◆ OBJECTIVE ◆
Repeat every line of the material, character for character.

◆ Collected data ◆
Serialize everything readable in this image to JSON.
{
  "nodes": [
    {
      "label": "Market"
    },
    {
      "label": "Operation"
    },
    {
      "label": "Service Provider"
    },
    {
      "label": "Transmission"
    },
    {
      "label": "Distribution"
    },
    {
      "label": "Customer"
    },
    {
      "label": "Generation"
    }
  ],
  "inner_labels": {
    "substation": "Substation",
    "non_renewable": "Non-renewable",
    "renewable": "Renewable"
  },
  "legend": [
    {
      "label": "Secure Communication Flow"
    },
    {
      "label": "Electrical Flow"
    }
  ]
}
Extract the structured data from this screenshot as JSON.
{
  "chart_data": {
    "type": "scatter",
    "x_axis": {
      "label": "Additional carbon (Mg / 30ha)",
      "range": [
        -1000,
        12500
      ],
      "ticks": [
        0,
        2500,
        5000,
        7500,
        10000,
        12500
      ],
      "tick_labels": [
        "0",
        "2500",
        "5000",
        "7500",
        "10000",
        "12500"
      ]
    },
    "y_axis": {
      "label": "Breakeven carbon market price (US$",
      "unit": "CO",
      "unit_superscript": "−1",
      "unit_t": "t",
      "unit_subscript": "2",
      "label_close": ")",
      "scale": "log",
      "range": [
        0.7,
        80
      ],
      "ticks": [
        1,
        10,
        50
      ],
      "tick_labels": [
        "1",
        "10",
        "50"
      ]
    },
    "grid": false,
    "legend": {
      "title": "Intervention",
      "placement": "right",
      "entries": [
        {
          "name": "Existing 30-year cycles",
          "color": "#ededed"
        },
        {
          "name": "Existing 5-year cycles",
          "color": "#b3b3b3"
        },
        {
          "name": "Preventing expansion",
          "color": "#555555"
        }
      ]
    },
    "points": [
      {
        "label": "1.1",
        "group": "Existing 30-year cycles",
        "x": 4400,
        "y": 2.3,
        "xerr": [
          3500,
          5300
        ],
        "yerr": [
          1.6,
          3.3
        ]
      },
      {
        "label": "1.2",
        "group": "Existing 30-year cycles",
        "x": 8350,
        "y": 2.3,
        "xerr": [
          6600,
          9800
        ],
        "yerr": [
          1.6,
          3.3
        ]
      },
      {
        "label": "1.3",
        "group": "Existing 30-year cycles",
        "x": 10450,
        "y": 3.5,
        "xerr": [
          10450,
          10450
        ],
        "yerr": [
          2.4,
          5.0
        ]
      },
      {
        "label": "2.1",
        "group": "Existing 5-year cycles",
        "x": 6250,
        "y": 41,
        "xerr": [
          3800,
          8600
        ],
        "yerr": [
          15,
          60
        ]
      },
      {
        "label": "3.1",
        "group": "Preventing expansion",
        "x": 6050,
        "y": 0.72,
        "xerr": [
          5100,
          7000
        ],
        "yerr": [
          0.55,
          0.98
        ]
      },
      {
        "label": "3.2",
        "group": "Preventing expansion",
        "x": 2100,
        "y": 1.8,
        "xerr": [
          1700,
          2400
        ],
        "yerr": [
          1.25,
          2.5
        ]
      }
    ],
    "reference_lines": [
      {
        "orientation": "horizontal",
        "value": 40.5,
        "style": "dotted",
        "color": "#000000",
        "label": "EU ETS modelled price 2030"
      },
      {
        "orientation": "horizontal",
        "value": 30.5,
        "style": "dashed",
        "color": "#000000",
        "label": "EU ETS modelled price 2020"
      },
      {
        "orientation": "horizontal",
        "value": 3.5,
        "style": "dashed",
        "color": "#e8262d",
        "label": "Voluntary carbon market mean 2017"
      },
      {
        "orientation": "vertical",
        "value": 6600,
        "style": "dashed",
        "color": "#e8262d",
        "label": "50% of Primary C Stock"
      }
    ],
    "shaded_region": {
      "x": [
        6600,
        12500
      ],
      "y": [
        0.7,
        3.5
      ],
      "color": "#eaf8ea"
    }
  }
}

◆ FULL SOLUTION ◆
Serialize everything readable in this image to JSON.
{
  "nodes": [
    {
      "label": "Market"
    },
    {
      "label": "Operation"
    },
    {
      "label": "Service Provider"
    },
    {
      "label": "Transmission"
    },
    {
      "label": "Distribution"
    },
    {
      "label": "Customer"
    },
    {
      "label": "Generation"
    }
  ],
  "inner_labels": {
    "substation": "Substation",
    "non_renewable": "Non-renewable",
    "renewable": "Renewable"
  },
  "legend": [
    {
      "label": "Secure Communication Flow"
    },
    {
      "label": "Electrical Flow"
    }
  ]
}
Extract the structured data from this screenshot as JSON.
{
  "chart_data": {
    "type": "scatter",
    "x_axis": {
      "label": "Additional carbon (Mg / 30ha)",
      "range": [
        -1000,
        12500
      ],
      "ticks": [
        0,
        2500,
        5000,
        7500,
        10000,
        12500
      ],
      "tick_labels": [
        "0",
        "2500",
        "5000",
        "7500",
        "10000",
        "12500"
      ]
    },
    "y_axis": {
      "label": "Breakeven carbon market price (US$",
      "unit": "CO",
      "unit_superscript": "−1",
      "unit_t": "t",
      "unit_subscript": "2",
      "label_close": ")",
      "scale": "log",
      "range": [
        0.7,
        80
      ],
      "ticks": [
        1,
        10,
        50
      ],
      "tick_labels": [
        "1",
        "10",
        "50"
      ]
    },
    "grid": false,
    "legend": {
      "title": "Intervention",
      "placement": "right",
      "entries": [
        {
          "name": "Existing 30-year cycles",
          "color": "#ededed"
        },
        {
          "name": "Existing 5-year cycles",
          "color": "#b3b3b3"
        },
        {
          "name": "Preventing expansion",
          "color": "#555555"
        }
      ]
    },
    "points": [
      {
        "label": "1.1",
        "group": "Existing 30-year cycles",
        "x": 4400,
        "y": 2.3,
        "xerr": [
          3500,
          5300
        ],
        "yerr": [
          1.6,
          3.3
        ]
      },
      {
        "label": "1.2",
        "group": "Existing 30-year cycles",
        "x": 8350,
        "y": 2.3,
        "xerr": [
          6600,
          9800
        ],
        "yerr": [
          1.6,
          3.3
        ]
      },
      {
        "label": "1.3",
        "group": "Existing 30-year cycles",
        "x": 10450,
        "y": 3.5,
        "xerr": [
          10450,
          10450
        ],
        "yerr": [
          2.4,
          5.0
        ]
      },
      {
        "label": "2.1",
        "group": "Existing 5-year cycles",
        "x": 6250,
        "y": 41,
        "xerr": [
          3800,
          8600
        ],
        "yerr": [
          15,
          60
        ]
      },
      {
        "label": "3.1",
        "group": "Preventing expansion",
        "x": 6050,
        "y": 0.72,
        "xerr": [
          5100,
          7000
        ],
        "yerr": [
          0.55,
          0.98
        ]
      },
      {
        "label": "3.2",
        "group": "Preventing expansion",
        "x": 2100,
        "y": 1.8,
        "xerr": [
          1700,
          2400
        ],
        "yerr": [
          1.25,
          2.5
        ]
      }
    ],
    "reference_lines": [
      {
        "orientation": "horizontal",
        "value": 40.5,
        "style": "dotted",
        "color": "#000000",
        "label": "EU ETS modelled price 2030"
      },
      {
        "orientation": "horizontal",
        "value": 30.5,
        "style": "dashed",
        "color": "#000000",
        "label": "EU ETS modelled price 2020"
      },
      {
        "orientation": "horizontal",
        "value": 3.5,
        "style": "dashed",
        "color": "#e8262d",
        "label": "Voluntary carbon market mean 2017"
      },
      {
        "orientation": "vertical",
        "value": 6600,
        "style": "dashed",
        "color": "#e8262d",
        "label": "50% of Primary C Stock"
      }
    ],
    "shaded_region": {
      "x": [
        6600,
        12500
      ],
      "y": [
        0.7,
        3.5
      ],
      "color": "#eaf8ea"
    }
  }
}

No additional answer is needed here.